EXERCISE OBJECTIVE
Retype all of the entries word for word.
** Begin SUPPLIED DATA **
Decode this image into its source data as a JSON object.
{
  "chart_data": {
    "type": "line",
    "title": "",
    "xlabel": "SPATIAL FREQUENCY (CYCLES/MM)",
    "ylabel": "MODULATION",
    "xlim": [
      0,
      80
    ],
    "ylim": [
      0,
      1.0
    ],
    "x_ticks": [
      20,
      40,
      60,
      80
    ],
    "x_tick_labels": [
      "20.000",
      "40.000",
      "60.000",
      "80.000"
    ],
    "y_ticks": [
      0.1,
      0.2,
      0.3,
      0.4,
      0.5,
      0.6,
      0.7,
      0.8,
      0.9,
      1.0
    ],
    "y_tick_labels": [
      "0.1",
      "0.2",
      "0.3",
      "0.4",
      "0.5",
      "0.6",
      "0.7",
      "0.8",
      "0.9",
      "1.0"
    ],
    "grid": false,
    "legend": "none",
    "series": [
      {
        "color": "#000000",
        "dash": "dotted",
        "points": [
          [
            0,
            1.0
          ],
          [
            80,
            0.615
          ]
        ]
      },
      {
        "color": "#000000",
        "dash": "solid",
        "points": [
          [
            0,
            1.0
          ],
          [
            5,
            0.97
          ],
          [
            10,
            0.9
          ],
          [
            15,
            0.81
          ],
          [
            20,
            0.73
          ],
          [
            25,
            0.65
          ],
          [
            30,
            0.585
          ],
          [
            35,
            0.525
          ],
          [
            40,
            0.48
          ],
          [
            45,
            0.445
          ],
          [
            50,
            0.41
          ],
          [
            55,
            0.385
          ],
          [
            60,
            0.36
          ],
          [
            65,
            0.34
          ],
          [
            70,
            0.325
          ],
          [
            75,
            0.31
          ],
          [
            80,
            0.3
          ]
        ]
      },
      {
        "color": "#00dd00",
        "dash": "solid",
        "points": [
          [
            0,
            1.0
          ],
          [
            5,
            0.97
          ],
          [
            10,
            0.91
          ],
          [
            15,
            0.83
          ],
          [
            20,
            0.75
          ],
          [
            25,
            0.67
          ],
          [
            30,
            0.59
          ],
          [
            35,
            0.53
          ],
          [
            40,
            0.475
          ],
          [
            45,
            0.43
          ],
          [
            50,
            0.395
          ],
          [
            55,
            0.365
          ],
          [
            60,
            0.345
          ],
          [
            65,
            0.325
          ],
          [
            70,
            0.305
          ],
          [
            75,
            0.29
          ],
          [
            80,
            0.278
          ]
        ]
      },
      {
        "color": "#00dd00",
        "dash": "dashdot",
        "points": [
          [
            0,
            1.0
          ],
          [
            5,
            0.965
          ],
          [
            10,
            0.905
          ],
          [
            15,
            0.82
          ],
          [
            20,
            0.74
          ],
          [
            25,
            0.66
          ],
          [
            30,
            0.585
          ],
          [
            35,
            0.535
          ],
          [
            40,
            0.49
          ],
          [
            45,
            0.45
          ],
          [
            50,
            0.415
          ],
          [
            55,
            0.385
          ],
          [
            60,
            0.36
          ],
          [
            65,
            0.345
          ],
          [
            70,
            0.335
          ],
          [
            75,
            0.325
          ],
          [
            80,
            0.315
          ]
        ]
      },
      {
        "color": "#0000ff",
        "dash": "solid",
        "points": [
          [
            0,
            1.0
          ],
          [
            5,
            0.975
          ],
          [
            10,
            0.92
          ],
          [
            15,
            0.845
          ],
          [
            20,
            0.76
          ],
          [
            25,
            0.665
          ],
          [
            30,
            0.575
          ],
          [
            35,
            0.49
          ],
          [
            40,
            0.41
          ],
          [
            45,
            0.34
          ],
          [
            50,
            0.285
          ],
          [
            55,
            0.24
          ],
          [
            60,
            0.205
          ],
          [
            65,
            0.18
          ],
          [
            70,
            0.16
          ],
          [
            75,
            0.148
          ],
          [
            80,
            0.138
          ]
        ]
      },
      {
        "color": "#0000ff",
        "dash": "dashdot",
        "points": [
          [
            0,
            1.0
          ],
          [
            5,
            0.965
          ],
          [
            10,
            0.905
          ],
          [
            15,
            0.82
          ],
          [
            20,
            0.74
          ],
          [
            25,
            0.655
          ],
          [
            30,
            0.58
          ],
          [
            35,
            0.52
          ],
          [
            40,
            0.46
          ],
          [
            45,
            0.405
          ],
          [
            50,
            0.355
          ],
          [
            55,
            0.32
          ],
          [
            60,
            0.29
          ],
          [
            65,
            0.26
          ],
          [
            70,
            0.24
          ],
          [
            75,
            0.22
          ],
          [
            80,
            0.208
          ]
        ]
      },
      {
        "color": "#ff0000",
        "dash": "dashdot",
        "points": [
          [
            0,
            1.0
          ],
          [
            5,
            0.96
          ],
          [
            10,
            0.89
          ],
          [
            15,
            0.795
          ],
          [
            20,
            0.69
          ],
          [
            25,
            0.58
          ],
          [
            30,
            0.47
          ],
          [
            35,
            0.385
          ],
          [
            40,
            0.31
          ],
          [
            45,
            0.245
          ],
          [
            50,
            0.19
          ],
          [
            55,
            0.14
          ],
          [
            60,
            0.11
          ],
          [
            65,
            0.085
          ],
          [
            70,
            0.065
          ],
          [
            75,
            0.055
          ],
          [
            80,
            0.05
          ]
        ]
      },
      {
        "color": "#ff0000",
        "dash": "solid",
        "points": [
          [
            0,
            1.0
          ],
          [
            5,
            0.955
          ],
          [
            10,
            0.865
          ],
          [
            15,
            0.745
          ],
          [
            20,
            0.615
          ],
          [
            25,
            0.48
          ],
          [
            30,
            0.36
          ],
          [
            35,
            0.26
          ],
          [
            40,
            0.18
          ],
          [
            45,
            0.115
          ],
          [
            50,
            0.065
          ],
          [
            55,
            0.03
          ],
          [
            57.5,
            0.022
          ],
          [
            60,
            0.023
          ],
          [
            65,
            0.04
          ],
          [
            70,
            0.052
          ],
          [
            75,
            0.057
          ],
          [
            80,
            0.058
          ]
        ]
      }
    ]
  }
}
** End SUPPLIED DATA **
EXPECTED ANSWER
Decode this image into its source data as a JSON object.
{
  "chart_data": {
    "type": "line",
    "title": "",
    "xlabel": "SPATIAL FREQUENCY (CYCLES/MM)",
    "ylabel": "MODULATION",
    "xlim": [
      0,
      80
    ],
    "ylim": [
      0,
      1.0
    ],
    "x_ticks": [
      20,
      40,
      60,
      80
    ],
    "x_tick_labels": [
      "20.000",
      "40.000",
      "60.000",
      "80.000"
    ],
    "y_ticks": [
      0.1,
      0.2,
      0.3,
      0.4,
      0.5,
      0.6,
      0.7,
      0.8,
      0.9,
      1.0
    ],
    "y_tick_labels": [
      "0.1",
      "0.2",
      "0.3",
      "0.4",
      "0.5",
      "0.6",
      "0.7",
      "0.8",
      "0.9",
      "1.0"
    ],
    "grid": false,
    "legend": "none",
    "series": [
      {
        "color": "#000000",
        "dash": "dotted",
        "points": [
          [
            0,
            1.0
          ],
          [
            80,
            0.615
          ]
        ]
      },
      {
        "color": "#000000",
        "dash": "solid",
        "points": [
          [
            0,
            1.0
          ],
          [
            5,
            0.97
          ],
          [
            10,
            0.9
          ],
          [
            15,
            0.81
          ],
          [
            20,
            0.73
          ],
          [
            25,
            0.65
          ],
          [
            30,
            0.585
          ],
          [
            35,
            0.525
          ],
          [
            40,
            0.48
          ],
          [
            45,
            0.445
          ],
          [
            50,
            0.41
          ],
          [
            55,
            0.385
          ],
          [
            60,
            0.36
          ],
          [
            65,
            0.34
          ],
          [
            70,
            0.325
          ],
          [
            75,
            0.31
          ],
          [
            80,
            0.3
          ]
        ]
      },
      {
        "color": "#00dd00",
        "dash": "solid",
        "points": [
          [
            0,
            1.0
          ],
          [
            5,
            0.97
          ],
          [
            10,
            0.91
          ],
          [
            15,
            0.83
          ],
          [
            20,
            0.75
          ],
          [
            25,
            0.67
          ],
          [
            30,
            0.59
          ],
          [
            35,
            0.53
          ],
          [
            40,
            0.475
          ],
          [
            45,
            0.43
          ],
          [
            50,
            0.395
          ],
          [
            55,
            0.365
          ],
          [
            60,
            0.345
          ],
          [
            65,
            0.325
          ],
          [
            70,
            0.305
          ],
          [
            75,
            0.29
          ],
          [
            80,
            0.278
          ]
        ]
      },
      {
        "color": "#00dd00",
        "dash": "dashdot",
        "points": [
          [
            0,
            1.0
          ],
          [
            5,
            0.965
          ],
          [
            10,
            0.905
          ],
          [
            15,
            0.82
          ],
          [
            20,
            0.74
          ],
          [
            25,
            0.66
          ],
          [
            30,
            0.585
          ],
          [
            35,
            0.535
          ],
          [
            40,
            0.49
          ],
          [
            45,
            0.45
          ],
          [
            50,
            0.415
          ],
          [
            55,
            0.385
          ],
          [
            60,
            0.36
          ],
          [
            65,
            0.345
          ],
          [
            70,
            0.335
          ],
          [
            75,
            0.325
          ],
          [
            80,
            0.315
          ]
        ]
      },
      {
        "color": "#0000ff",
        "dash": "solid",
        "points": [
          [
            0,
            1.0
          ],
          [
            5,
            0.975
          ],
          [
            10,
            0.92
          ],
          [
            15,
            0.845
          ],
          [
            20,
            0.76
          ],
          [
            25,
            0.665
          ],
          [
            30,
            0.575
          ],
          [
            35,
            0.49
          ],
          [
            40,
            0.41
          ],
          [
            45,
            0.34
          ],
          [
            50,
            0.285
          ],
          [
            55,
            0.24
          ],
          [
            60,
            0.205
          ],
          [
            65,
            0.18
          ],
          [
            70,
            0.16
          ],
          [
            75,
            0.148
          ],
          [
            80,
            0.138
          ]
        ]
      },
      {
        "color": "#0000ff",
        "dash": "dashdot",
        "points": [
          [
            0,
            1.0
          ],
          [
            5,
            0.965
          ],
          [
            10,
            0.905
          ],
          [
            15,
            0.82
          ],
          [
            20,
            0.74
          ],
          [
            25,
            0.655
          ],
          [
            30,
            0.58
          ],
          [
            35,
            0.52
          ],
          [
            40,
            0.46
          ],
          [
            45,
            0.405
          ],
          [
            50,
            0.355
          ],
          [
            55,
            0.32
          ],
          [
            60,
            0.29
          ],
          [
            65,
            0.26
          ],
          [
            70,
            0.24
          ],
          [
            75,
            0.22
          ],
          [
            80,
            0.208
          ]
        ]
      },
      {
        "color": "#ff0000",
        "dash": "dashdot",
        "points": [
          [
            0,
            1.0
          ],
          [
            5,
            0.96
          ],
          [
            10,
            0.89
          ],
          [
            15,
            0.795
          ],
          [
            20,
            0.69
          ],
          [
            25,
            0.58
          ],
          [
            30,
            0.47
          ],
          [
            35,
            0.385
          ],
          [
            40,
            0.31
          ],
          [
            45,
            0.245
          ],
          [
            50,
            0.19
          ],
          [
            55,
            0.14
          ],
          [
            60,
            0.11
          ],
          [
            65,
            0.085
          ],
          [
            70,
            0.065
          ],
          [
            75,
            0.055
          ],
          [
            80,
            0.05
          ]
        ]
      },
      {
        "color": "#ff0000",
        "dash": "solid",
        "points": [
          [
            0,
            1.0
          ],
          [
            5,
            0.955
          ],
          [
            10,
            0.865
          ],
          [
            15,
            0.745
          ],
          [
            20,
            0.615
          ],
          [
            25,
            0.48
          ],
          [
            30,
            0.36
          ],
          [
            35,
            0.26
          ],
          [
            40,
            0.18
          ],
          [
            45,
            0.115
          ],
          [
            50,
            0.065
          ],
          [
            55,
            0.03
          ],
          [
            57.5,
            0.022
          ],
          [
            60,
            0.023
          ],
          [
            65,
            0.04
          ],
          [
            70,
            0.052
          ],
          [
            75,
            0.057
          ],
          [
            80,
            0.058
          ]
        ]
      }
    ]
  }
}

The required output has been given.